- Task to complete
Write out every line below that includes the word "Manager".

━━ Entries ━━

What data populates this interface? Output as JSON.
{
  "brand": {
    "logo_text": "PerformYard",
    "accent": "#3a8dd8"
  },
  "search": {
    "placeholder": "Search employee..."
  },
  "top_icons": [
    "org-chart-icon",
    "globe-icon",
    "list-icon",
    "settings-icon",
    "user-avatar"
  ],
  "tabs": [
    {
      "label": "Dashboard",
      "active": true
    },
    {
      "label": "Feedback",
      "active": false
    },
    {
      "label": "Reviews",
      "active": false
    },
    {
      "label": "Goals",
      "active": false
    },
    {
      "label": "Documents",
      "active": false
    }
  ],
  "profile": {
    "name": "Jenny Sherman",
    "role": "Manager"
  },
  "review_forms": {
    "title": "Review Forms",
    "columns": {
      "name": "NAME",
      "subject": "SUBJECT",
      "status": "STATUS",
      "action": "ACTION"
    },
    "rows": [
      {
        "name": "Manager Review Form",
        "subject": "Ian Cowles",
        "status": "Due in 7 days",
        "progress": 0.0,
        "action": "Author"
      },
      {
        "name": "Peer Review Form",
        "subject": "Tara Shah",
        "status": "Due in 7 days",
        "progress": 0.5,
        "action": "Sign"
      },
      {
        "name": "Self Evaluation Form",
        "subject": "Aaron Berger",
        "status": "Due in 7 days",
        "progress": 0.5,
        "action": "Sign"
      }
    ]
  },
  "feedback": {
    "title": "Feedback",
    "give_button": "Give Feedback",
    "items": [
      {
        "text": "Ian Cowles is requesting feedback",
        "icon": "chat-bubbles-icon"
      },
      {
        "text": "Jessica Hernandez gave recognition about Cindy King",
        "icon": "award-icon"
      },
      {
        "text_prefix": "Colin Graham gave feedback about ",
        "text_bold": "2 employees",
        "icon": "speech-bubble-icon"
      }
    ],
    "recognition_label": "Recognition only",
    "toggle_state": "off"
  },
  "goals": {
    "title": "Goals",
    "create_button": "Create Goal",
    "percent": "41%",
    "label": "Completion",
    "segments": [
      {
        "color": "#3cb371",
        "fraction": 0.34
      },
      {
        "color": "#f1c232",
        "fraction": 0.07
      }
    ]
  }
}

━━━

- The reply
    "role": "Manager"
        "name": "Manager Review Form",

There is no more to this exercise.